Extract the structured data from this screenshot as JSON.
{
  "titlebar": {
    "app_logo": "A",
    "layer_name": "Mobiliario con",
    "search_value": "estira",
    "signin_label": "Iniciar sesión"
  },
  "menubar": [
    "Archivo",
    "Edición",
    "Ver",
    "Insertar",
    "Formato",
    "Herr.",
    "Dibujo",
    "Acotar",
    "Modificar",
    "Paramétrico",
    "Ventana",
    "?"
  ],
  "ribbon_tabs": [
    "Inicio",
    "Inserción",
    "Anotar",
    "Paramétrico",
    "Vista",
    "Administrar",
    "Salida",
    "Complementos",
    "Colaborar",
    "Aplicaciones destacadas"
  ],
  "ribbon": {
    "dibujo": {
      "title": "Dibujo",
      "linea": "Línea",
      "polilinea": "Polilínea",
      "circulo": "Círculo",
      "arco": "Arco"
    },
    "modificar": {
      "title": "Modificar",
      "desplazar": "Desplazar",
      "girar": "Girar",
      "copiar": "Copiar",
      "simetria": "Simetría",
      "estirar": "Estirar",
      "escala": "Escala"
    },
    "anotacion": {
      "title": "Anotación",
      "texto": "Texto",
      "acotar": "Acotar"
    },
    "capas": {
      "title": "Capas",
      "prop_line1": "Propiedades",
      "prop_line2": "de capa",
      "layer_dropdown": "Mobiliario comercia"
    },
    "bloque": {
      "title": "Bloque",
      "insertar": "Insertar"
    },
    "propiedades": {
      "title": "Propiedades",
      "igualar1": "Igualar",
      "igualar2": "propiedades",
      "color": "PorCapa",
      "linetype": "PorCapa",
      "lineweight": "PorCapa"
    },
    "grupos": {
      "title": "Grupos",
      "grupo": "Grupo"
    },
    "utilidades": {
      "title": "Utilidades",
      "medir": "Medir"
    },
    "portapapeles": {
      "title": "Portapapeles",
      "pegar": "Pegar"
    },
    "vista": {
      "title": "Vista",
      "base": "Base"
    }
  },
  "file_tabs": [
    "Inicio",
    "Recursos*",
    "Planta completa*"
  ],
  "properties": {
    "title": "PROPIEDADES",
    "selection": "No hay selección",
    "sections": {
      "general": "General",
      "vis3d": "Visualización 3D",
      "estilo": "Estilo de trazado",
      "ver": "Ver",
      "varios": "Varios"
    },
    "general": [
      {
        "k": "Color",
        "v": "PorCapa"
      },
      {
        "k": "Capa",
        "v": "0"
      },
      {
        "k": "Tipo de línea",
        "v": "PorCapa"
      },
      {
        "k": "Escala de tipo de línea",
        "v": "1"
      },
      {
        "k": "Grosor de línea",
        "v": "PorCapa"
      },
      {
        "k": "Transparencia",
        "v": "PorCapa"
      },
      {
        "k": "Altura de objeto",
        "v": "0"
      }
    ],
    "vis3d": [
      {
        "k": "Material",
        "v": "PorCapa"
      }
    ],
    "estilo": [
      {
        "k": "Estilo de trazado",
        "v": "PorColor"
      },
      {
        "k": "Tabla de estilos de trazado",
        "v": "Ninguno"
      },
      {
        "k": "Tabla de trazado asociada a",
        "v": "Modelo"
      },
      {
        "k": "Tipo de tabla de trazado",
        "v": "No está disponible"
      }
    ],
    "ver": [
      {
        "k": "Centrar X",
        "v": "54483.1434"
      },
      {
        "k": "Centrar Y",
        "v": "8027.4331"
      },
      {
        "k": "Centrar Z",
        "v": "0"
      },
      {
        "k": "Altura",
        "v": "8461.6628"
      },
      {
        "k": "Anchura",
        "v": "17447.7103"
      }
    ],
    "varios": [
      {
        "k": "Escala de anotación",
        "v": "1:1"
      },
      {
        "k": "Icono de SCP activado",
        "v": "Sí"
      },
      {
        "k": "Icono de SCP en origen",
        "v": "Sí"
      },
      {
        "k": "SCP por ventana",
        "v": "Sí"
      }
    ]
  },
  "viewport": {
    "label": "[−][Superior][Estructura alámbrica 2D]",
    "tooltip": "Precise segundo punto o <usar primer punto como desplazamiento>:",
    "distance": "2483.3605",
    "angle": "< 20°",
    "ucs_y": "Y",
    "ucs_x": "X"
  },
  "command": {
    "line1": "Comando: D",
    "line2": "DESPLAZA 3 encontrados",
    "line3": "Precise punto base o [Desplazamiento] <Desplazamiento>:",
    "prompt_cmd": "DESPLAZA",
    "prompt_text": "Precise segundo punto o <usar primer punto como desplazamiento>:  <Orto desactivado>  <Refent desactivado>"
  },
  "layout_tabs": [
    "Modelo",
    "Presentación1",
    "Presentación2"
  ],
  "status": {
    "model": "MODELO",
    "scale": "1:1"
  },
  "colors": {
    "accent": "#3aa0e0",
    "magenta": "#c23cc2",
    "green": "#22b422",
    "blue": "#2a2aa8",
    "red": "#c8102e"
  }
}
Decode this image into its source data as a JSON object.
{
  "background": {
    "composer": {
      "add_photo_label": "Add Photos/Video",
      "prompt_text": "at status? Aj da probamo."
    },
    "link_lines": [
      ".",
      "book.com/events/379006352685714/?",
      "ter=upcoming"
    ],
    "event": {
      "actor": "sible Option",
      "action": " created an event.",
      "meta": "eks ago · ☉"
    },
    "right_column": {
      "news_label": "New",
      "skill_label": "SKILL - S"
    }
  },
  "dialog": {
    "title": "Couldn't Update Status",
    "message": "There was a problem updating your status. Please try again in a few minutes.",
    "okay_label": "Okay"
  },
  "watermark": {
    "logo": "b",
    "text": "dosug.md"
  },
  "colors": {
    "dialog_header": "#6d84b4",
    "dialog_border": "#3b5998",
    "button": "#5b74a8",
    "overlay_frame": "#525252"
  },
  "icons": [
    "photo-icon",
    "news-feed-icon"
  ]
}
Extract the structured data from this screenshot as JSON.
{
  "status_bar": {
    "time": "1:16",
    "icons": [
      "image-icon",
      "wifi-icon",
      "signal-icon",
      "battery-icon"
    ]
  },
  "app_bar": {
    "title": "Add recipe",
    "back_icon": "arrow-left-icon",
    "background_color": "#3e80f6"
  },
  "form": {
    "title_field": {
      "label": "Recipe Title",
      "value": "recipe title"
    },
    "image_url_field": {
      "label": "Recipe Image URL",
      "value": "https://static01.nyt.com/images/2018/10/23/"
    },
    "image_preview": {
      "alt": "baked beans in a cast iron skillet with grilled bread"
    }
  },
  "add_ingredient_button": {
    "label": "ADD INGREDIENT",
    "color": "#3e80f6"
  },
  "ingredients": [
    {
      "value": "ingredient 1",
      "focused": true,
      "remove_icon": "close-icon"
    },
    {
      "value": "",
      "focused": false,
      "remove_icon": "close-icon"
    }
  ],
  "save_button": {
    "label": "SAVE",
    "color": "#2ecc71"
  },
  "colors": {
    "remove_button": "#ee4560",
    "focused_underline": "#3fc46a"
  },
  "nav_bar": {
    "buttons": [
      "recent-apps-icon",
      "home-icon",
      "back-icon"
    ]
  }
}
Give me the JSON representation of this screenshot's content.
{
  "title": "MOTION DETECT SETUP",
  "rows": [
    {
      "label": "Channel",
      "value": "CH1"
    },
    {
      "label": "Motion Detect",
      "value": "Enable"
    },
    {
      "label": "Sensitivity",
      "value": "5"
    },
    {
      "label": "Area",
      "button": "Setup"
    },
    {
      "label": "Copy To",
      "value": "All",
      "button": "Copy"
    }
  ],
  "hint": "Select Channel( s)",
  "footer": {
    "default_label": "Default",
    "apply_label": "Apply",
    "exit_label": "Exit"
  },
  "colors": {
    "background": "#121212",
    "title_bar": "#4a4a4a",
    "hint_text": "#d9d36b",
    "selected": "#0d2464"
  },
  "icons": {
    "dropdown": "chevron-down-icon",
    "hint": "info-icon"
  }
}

--

What is needed here is an exact reproduction of all the entries.

RESPONSE.
Extract the structured data from this screenshot as JSON.
{
  "titlebar": {
    "app_logo": "A",
    "layer_name": "Mobiliario con",
    "search_value": "estira",
    "signin_label": "Iniciar sesión"
  },
  "menubar": [
    "Archivo",
    "Edición",
    "Ver",
    "Insertar",
    "Formato",
    "Herr.",
    "Dibujo",
    "Acotar",
    "Modificar",
    "Paramétrico",
    "Ventana",
    "?"
  ],
  "ribbon_tabs": [
    "Inicio",
    "Inserción",
    "Anotar",
    "Paramétrico",
    "Vista",
    "Administrar",
    "Salida",
    "Complementos",
    "Colaborar",
    "Aplicaciones destacadas"
  ],
  "ribbon": {
    "dibujo": {
      "title": "Dibujo",
      "linea": "Línea",
      "polilinea": "Polilínea",
      "circulo": "Círculo",
      "arco": "Arco"
    },
    "modificar": {
      "title": "Modificar",
      "desplazar": "Desplazar",
      "girar": "Girar",
      "copiar": "Copiar",
      "simetria": "Simetría",
      "estirar": "Estirar",
      "escala": "Escala"
    },
    "anotacion": {
      "title": "Anotación",
      "texto": "Texto",
      "acotar": "Acotar"
    },
    "capas": {
      "title": "Capas",
      "prop_line1": "Propiedades",
      "prop_line2": "de capa",
      "layer_dropdown": "Mobiliario comercia"
    },
    "bloque": {
      "title": "Bloque",
      "insertar": "Insertar"
    },
    "propiedades": {
      "title": "Propiedades",
      "igualar1": "Igualar",
      "igualar2": "propiedades",
      "color": "PorCapa",
      "linetype": "PorCapa",
      "lineweight": "PorCapa"
    },
    "grupos": {
      "title": "Grupos",
      "grupo": "Grupo"
    },
    "utilidades": {
      "title": "Utilidades",
      "medir": "Medir"
    },
    "portapapeles": {
      "title": "Portapapeles",
      "pegar": "Pegar"
    },
    "vista": {
      "title": "Vista",
      "base": "Base"
    }
  },
  "file_tabs": [
    "Inicio",
    "Recursos*",
    "Planta completa*"
  ],
  "properties": {
    "title": "PROPIEDADES",
    "selection": "No hay selección",
    "sections": {
      "general": "General",
      "vis3d": "Visualización 3D",
      "estilo": "Estilo de trazado",
      "ver": "Ver",
      "varios": "Varios"
    },
    "general": [
      {
        "k": "Color",
        "v": "PorCapa"
      },
      {
        "k": "Capa",
        "v": "0"
      },
      {
        "k": "Tipo de línea",
        "v": "PorCapa"
      },
      {
        "k": "Escala de tipo de línea",
        "v": "1"
      },
      {
        "k": "Grosor de línea",
        "v": "PorCapa"
      },
      {
        "k": "Transparencia",
        "v": "PorCapa"
      },
      {
        "k": "Altura de objeto",
        "v": "0"
      }
    ],
    "vis3d": [
      {
        "k": "Material",
        "v": "PorCapa"
      }
    ],
    "estilo": [
      {
        "k": "Estilo de trazado",
        "v": "PorColor"
      },
      {
        "k": "Tabla de estilos de trazado",
        "v": "Ninguno"
      },
      {
        "k": "Tabla de trazado asociada a",
        "v": "Modelo"
      },
      {
        "k": "Tipo de tabla de trazado",
        "v": "No está disponible"
      }
    ],
    "ver": [
      {
        "k": "Centrar X",
        "v": "54483.1434"
      },
      {
        "k": "Centrar Y",
        "v": "8027.4331"
      },
      {
        "k": "Centrar Z",
        "v": "0"
      },
      {
        "k": "Altura",
        "v": "8461.6628"
      },
      {
        "k": "Anchura",
        "v": "17447.7103"
      }
    ],
    "varios": [
      {
        "k": "Escala de anotación",
        "v": "1:1"
      },
      {
        "k": "Icono de SCP activado",
        "v": "Sí"
      },
      {
        "k": "Icono de SCP en origen",
        "v": "Sí"
      },
      {
        "k": "SCP por ventana",
        "v": "Sí"
      }
    ]
  },
  "viewport": {
    "label": "[−][Superior][Estructura alámbrica 2D]",
    "tooltip": "Precise segundo punto o <usar primer punto como desplazamiento>:",
    "distance": "2483.3605",
    "angle": "< 20°",
    "ucs_y": "Y",
    "ucs_x": "X"
  },
  "command": {
    "line1": "Comando: D",
    "line2": "DESPLAZA 3 encontrados",
    "line3": "Precise punto base o [Desplazamiento] <Desplazamiento>:",
    "prompt_cmd": "DESPLAZA",
    "prompt_text": "Precise segundo punto o <usar primer punto como desplazamiento>:  <Orto desactivado>  <Refent desactivado>"
  },
  "layout_tabs": [
    "Modelo",
    "Presentación1",
    "Presentación2"
  ],
  "status": {
    "model": "MODELO",
    "scale": "1:1"
  },
  "colors": {
    "accent": "#3aa0e0",
    "magenta": "#c23cc2",
    "green": "#22b422",
    "blue": "#2a2aa8",
    "red": "#c8102e"
  }
}
Decode this image into its source data as a JSON object.
{
  "background": {
    "composer": {
      "add_photo_label": "Add Photos/Video",
      "prompt_text": "at status? Aj da probamo."
    },
    "link_lines": [
      ".",
      "book.com/events/379006352685714/?",
      "ter=upcoming"
    ],
    "event": {
      "actor": "sible Option",
      "action": " created an event.",
      "meta": "eks ago · ☉"
    },
    "right_column": {
      "news_label": "New",
      "skill_label": "SKILL - S"
    }
  },
  "dialog": {
    "title": "Couldn't Update Status",
    "message": "There was a problem updating your status. Please try again in a few minutes.",
    "okay_label": "Okay"
  },
  "watermark": {
    "logo": "b",
    "text": "dosug.md"
  },
  "colors": {
    "dialog_header": "#6d84b4",
    "dialog_border": "#3b5998",
    "button": "#5b74a8",
    "overlay_frame": "#525252"
  },
  "icons": [
    "photo-icon",
    "news-feed-icon"
  ]
}
Extract the structured data from this screenshot as JSON.
{
  "status_bar": {
    "time": "1:16",
    "icons": [
      "image-icon",
      "wifi-icon",
      "signal-icon",
      "battery-icon"
    ]
  },
  "app_bar": {
    "title": "Add recipe",
    "back_icon": "arrow-left-icon",
    "background_color": "#3e80f6"
  },
  "form": {
    "title_field": {
      "label": "Recipe Title",
      "value": "recipe title"
    },
    "image_url_field": {
      "label": "Recipe Image URL",
      "value": "https://static01.nyt.com/images/2018/10/23/"
    },
    "image_preview": {
      "alt": "baked beans in a cast iron skillet with grilled bread"
    }
  },
  "add_ingredient_button": {
    "label": "ADD INGREDIENT",
    "color": "#3e80f6"
  },
  "ingredients": [
    {
      "value": "ingredient 1",
      "focused": true,
      "remove_icon": "close-icon"
    },
    {
      "value": "",
      "focused": false,
      "remove_icon": "close-icon"
    }
  ],
  "save_button": {
    "label": "SAVE",
    "color": "#2ecc71"
  },
  "colors": {
    "remove_button": "#ee4560",
    "focused_underline": "#3fc46a"
  },
  "nav_bar": {
    "buttons": [
      "recent-apps-icon",
      "home-icon",
      "back-icon"
    ]
  }
}
Give me the JSON representation of this screenshot's content.
{
  "title": "MOTION DETECT SETUP",
  "rows": [
    {
      "label": "Channel",
      "value": "CH1"
    },
    {
      "label": "Motion Detect",
      "value": "Enable"
    },
    {
      "label": "Sensitivity",
      "value": "5"
    },
    {
      "label": "Area",
      "button": "Setup"
    },
    {
      "label": "Copy To",
      "value": "All",
      "button": "Copy"
    }
  ],
  "hint": "Select Channel( s)",
  "footer": {
    "default_label": "Default",
    "apply_label": "Apply",
    "exit_label": "Exit"
  },
  "colors": {
    "background": "#121212",
    "title_bar": "#4a4a4a",
    "hint_text": "#d9d36b",
    "selected": "#0d2464"
  },
  "icons": {
    "dropdown": "chevron-down-icon",
    "hint": "info-icon"
  }
}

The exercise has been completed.